[Items from a dataset]
★ ★ ★

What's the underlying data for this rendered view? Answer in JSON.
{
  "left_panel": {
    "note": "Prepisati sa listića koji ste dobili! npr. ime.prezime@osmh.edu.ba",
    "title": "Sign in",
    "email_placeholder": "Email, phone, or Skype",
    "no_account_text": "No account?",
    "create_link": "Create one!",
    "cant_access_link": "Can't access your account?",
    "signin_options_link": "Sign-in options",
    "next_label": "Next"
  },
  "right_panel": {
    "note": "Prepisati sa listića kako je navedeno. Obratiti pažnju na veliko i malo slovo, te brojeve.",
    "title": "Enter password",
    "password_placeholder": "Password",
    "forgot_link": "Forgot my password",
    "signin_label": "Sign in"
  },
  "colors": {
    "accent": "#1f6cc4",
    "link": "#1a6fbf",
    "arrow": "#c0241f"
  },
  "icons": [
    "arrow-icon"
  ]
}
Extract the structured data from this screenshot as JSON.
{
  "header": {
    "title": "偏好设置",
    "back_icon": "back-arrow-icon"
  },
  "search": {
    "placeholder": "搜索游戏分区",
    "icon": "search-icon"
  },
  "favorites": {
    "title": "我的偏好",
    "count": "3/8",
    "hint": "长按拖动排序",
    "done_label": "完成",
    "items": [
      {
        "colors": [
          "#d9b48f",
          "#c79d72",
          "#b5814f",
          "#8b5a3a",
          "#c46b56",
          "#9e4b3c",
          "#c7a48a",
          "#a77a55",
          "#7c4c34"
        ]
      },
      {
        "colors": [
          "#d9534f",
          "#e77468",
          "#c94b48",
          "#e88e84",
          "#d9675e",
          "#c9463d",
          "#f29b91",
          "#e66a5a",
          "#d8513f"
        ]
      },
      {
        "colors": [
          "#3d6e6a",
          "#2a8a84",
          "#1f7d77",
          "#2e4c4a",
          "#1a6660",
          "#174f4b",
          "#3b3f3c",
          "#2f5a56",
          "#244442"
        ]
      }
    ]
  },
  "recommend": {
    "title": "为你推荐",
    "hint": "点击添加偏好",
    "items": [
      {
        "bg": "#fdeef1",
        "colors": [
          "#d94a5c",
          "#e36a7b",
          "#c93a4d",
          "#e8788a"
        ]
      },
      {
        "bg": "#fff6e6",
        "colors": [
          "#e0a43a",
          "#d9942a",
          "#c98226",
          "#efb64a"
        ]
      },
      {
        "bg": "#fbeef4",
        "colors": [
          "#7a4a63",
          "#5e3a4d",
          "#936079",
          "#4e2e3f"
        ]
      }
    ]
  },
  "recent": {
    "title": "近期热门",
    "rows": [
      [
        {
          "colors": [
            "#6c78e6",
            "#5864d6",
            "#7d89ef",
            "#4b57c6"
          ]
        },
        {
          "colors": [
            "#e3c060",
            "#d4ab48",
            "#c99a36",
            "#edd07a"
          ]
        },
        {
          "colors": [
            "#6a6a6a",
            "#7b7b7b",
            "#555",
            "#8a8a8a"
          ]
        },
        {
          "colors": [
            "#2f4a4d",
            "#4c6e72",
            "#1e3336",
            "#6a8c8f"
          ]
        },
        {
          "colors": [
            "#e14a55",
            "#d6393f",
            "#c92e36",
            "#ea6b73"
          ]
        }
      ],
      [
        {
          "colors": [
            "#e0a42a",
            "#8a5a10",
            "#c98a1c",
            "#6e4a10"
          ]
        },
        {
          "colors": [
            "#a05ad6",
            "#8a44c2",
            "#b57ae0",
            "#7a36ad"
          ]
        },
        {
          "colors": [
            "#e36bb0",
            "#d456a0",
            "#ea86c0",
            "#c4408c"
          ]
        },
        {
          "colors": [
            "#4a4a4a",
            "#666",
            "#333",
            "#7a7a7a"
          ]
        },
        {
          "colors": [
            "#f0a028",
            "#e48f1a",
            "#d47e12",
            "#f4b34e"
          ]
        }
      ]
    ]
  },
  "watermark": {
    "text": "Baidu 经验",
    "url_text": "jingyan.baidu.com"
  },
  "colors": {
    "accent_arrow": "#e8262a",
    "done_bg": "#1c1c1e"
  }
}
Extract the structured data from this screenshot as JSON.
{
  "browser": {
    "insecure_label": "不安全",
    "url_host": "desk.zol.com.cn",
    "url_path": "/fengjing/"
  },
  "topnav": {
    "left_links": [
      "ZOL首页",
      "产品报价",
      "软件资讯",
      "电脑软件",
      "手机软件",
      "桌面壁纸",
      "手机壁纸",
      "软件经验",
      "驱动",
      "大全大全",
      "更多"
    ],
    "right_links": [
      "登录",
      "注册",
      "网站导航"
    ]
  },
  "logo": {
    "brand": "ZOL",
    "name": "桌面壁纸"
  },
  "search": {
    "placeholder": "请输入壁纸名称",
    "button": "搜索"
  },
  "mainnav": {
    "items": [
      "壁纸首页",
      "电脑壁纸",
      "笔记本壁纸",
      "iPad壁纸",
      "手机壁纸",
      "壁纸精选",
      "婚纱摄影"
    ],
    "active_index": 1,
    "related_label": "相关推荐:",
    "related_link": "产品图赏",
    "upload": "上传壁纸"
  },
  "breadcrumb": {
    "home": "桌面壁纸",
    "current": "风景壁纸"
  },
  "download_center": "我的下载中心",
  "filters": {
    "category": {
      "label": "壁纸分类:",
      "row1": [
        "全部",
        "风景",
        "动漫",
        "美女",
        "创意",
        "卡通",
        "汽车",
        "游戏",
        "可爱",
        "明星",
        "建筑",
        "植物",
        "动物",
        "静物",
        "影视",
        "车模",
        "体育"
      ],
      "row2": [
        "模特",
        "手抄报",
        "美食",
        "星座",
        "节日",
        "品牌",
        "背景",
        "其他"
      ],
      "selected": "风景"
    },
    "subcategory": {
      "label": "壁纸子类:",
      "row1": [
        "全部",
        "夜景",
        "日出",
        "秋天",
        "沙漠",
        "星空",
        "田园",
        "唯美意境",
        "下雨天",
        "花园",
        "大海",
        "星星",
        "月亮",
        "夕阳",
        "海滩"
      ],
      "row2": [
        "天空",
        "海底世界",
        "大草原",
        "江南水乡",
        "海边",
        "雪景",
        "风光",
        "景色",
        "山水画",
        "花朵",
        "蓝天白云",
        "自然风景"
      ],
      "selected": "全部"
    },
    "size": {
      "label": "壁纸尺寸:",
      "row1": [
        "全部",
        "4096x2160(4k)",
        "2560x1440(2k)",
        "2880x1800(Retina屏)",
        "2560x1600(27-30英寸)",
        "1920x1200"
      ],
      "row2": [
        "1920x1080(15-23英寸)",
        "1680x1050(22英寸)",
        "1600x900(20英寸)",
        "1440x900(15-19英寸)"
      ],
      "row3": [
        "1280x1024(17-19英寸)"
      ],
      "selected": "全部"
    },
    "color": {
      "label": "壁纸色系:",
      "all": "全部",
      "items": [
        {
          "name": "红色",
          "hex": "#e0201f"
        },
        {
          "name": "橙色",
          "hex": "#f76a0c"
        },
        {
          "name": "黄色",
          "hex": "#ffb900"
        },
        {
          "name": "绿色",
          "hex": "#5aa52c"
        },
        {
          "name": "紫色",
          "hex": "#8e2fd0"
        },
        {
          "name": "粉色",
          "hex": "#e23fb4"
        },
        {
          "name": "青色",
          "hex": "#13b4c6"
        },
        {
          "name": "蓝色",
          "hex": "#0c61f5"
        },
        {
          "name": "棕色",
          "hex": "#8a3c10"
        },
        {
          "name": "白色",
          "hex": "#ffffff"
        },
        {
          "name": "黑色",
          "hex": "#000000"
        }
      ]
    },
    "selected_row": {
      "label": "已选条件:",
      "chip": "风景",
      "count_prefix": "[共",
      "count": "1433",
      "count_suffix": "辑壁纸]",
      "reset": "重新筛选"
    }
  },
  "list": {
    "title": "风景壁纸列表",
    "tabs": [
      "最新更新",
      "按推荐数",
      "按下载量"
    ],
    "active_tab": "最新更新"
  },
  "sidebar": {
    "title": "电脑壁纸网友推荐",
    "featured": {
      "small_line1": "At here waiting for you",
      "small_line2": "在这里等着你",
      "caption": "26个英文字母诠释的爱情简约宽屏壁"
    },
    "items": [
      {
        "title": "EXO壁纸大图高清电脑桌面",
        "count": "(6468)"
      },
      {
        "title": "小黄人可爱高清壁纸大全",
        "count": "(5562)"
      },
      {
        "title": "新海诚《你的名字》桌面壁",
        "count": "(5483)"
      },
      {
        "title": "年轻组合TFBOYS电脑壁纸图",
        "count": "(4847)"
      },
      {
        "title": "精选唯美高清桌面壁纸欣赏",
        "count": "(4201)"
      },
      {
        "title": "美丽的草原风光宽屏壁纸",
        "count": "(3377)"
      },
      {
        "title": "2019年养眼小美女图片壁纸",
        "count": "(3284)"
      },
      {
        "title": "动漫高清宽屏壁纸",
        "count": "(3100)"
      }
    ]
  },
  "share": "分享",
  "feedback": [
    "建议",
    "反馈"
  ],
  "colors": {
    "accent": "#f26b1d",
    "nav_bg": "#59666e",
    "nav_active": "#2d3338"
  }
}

★ ★ ★

BRIEF » Select and copy each line from the data that includes the word "Sign".

FINISHED TASK »
    "title": "Sign in",
    "signin_options_link": "Sign-in options",
    "signin_label": "Sign in"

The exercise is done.